Problem details: From the listing that follows, extract every line and set it down unaltered.

Raw data:
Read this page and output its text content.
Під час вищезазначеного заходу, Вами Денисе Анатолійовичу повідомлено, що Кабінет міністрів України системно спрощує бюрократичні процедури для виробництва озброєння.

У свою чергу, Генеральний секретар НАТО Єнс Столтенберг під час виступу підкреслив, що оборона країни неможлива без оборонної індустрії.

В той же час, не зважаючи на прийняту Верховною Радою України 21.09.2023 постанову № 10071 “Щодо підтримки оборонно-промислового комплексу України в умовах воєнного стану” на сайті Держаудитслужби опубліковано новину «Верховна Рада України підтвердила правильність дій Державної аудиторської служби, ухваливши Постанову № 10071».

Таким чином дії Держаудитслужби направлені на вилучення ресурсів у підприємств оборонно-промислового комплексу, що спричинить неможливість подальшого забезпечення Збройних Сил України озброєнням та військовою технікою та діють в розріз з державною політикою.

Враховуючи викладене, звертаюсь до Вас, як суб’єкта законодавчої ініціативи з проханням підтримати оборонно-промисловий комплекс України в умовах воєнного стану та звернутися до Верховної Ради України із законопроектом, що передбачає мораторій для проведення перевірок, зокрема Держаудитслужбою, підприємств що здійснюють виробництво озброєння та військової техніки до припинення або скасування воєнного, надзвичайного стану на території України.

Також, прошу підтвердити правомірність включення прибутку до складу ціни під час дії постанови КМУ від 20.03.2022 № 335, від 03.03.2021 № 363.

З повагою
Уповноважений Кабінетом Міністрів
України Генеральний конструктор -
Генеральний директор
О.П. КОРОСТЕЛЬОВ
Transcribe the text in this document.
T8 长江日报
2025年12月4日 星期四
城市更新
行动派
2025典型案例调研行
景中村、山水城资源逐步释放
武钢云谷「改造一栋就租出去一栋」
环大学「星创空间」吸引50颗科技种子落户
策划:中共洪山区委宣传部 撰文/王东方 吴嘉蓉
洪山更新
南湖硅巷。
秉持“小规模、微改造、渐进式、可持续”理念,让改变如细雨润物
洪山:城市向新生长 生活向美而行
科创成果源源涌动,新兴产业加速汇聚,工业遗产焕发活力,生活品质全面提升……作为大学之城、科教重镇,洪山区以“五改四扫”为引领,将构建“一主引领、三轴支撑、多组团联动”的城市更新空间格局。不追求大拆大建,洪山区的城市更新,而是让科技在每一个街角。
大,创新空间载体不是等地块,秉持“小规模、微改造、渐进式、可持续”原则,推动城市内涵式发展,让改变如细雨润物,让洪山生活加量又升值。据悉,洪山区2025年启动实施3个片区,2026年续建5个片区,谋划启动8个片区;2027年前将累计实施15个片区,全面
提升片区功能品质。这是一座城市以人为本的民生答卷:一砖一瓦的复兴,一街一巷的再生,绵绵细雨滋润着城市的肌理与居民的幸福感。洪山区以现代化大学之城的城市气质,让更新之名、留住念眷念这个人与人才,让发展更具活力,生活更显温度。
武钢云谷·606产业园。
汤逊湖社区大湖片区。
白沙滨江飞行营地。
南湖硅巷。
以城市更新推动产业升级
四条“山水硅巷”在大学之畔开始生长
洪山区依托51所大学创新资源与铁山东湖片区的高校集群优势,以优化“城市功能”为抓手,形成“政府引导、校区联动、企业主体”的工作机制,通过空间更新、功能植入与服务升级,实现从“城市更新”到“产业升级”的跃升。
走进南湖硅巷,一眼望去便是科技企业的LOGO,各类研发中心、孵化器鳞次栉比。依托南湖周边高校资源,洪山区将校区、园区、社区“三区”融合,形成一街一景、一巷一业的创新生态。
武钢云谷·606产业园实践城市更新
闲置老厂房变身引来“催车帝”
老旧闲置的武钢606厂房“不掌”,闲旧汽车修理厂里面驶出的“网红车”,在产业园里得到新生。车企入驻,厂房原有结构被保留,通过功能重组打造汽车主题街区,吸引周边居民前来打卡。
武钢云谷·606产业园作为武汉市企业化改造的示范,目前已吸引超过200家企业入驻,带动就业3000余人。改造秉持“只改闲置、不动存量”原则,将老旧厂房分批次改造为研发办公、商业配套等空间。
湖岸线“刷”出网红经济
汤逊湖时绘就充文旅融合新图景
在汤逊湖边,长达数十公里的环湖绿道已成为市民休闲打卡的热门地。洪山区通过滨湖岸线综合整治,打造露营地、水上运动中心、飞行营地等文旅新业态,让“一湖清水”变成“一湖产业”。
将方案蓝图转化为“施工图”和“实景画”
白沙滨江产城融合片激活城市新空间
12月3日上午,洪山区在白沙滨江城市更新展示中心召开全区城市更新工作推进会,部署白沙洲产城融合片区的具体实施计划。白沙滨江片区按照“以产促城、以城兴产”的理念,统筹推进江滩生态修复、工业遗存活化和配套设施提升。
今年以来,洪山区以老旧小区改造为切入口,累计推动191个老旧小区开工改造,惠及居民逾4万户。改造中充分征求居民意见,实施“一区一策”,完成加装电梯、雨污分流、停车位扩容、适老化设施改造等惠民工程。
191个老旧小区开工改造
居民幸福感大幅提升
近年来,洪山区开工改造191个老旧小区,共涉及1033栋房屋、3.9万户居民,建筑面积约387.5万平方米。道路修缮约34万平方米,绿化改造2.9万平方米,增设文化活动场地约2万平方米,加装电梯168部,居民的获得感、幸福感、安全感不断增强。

Written solution:
Read this page and output its text content.
Під час вищезазначеного заходу, Вами Денисе Анатолійовичу повідомлено, що Кабінет міністрів України системно спрощує бюрократичні процедури для виробництва озброєння.

У свою чергу, Генеральний секретар НАТО Єнс Столтенберг під час виступу підкреслив, що оборона країни неможлива без оборонної індустрії.

В той же час, не зважаючи на прийняту Верховною Радою України 21.09.2023 постанову № 10071 “Щодо підтримки оборонно-промислового комплексу України в умовах воєнного стану” на сайті Держаудитслужби опубліковано новину «Верховна Рада України підтвердила правильність дій Державної аудиторської служби, ухваливши Постанову № 10071».

Таким чином дії Держаудитслужби направлені на вилучення ресурсів у підприємств оборонно-промислового комплексу, що спричинить неможливість подальшого забезпечення Збройних Сил України озброєнням та військовою технікою та діють в розріз з державною політикою.

Враховуючи викладене, звертаюсь до Вас, як суб’єкта законодавчої ініціативи з проханням підтримати оборонно-промисловий комплекс України в умовах воєнного стану та звернутися до Верховної Ради України із законопроектом, що передбачає мораторій для проведення перевірок, зокрема Держаудитслужбою, підприємств що здійснюють виробництво озброєння та військової техніки до припинення або скасування воєнного, надзвичайного стану на території України.

Також, прошу підтвердити правомірність включення прибутку до складу ціни під час дії постанови КМУ від 20.03.2022 № 335, від 03.03.2021 № 363.

З повагою
Уповноважений Кабінетом Міністрів
України Генеральний конструктор -
Генеральний директор
О.П. КОРОСТЕЛЬОВ
Transcribe the text in this document.
T8 长江日报
2025年12月4日 星期四
城市更新
行动派
2025典型案例调研行
景中村、山水城资源逐步释放
武钢云谷「改造一栋就租出去一栋」
环大学「星创空间」吸引50颗科技种子落户
策划:中共洪山区委宣传部 撰文/王东方 吴嘉蓉
洪山更新
南湖硅巷。
秉持“小规模、微改造、渐进式、可持续”理念,让改变如细雨润物
洪山:城市向新生长 生活向美而行
科创成果源源涌动,新兴产业加速汇聚,工业遗产焕发活力,生活品质全面提升……作为大学之城、科教重镇,洪山区以“五改四扫”为引领,将构建“一主引领、三轴支撑、多组团联动”的城市更新空间格局。不追求大拆大建,洪山区的城市更新,而是让科技在每一个街角。
大,创新空间载体不是等地块,秉持“小规模、微改造、渐进式、可持续”原则,推动城市内涵式发展,让改变如细雨润物,让洪山生活加量又升值。据悉,洪山区2025年启动实施3个片区,2026年续建5个片区,谋划启动8个片区;2027年前将累计实施15个片区,全面
提升片区功能品质。这是一座城市以人为本的民生答卷:一砖一瓦的复兴,一街一巷的再生,绵绵细雨滋润着城市的肌理与居民的幸福感。洪山区以现代化大学之城的城市气质,让更新之名、留住念眷念这个人与人才,让发展更具活力,生活更显温度。
武钢云谷·606产业园。
汤逊湖社区大湖片区。
白沙滨江飞行营地。
南湖硅巷。
以城市更新推动产业升级
四条“山水硅巷”在大学之畔开始生长
洪山区依托51所大学创新资源与铁山东湖片区的高校集群优势,以优化“城市功能”为抓手,形成“政府引导、校区联动、企业主体”的工作机制,通过空间更新、功能植入与服务升级,实现从“城市更新”到“产业升级”的跃升。
走进南湖硅巷,一眼望去便是科技企业的LOGO,各类研发中心、孵化器鳞次栉比。依托南湖周边高校资源,洪山区将校区、园区、社区“三区”融合,形成一街一景、一巷一业的创新生态。
武钢云谷·606产业园实践城市更新
闲置老厂房变身引来“催车帝”
老旧闲置的武钢606厂房“不掌”,闲旧汽车修理厂里面驶出的“网红车”,在产业园里得到新生。车企入驻,厂房原有结构被保留,通过功能重组打造汽车主题街区,吸引周边居民前来打卡。
武钢云谷·606产业园作为武汉市企业化改造的示范,目前已吸引超过200家企业入驻,带动就业3000余人。改造秉持“只改闲置、不动存量”原则,将老旧厂房分批次改造为研发办公、商业配套等空间。
湖岸线“刷”出网红经济
汤逊湖时绘就充文旅融合新图景
在汤逊湖边,长达数十公里的环湖绿道已成为市民休闲打卡的热门地。洪山区通过滨湖岸线综合整治,打造露营地、水上运动中心、飞行营地等文旅新业态,让“一湖清水”变成“一湖产业”。
将方案蓝图转化为“施工图”和“实景画”
白沙滨江产城融合片激活城市新空间
12月3日上午,洪山区在白沙滨江城市更新展示中心召开全区城市更新工作推进会,部署白沙洲产城融合片区的具体实施计划。白沙滨江片区按照“以产促城、以城兴产”的理念,统筹推进江滩生态修复、工业遗存活化和配套设施提升。
今年以来,洪山区以老旧小区改造为切入口,累计推动191个老旧小区开工改造,惠及居民逾4万户。改造中充分征求居民意见,实施“一区一策”,完成加装电梯、雨污分流、停车位扩容、适老化设施改造等惠民工程。
191个老旧小区开工改造
居民幸福感大幅提升
近年来,洪山区开工改造191个老旧小区,共涉及1033栋房屋、3.9万户居民,建筑面积约387.5万平方米。道路修缮约34万平方米,绿化改造2.9万平方米,增设文化活动场地约2万平方米,加装电梯168部,居民的获得感、幸福感、安全感不断增强。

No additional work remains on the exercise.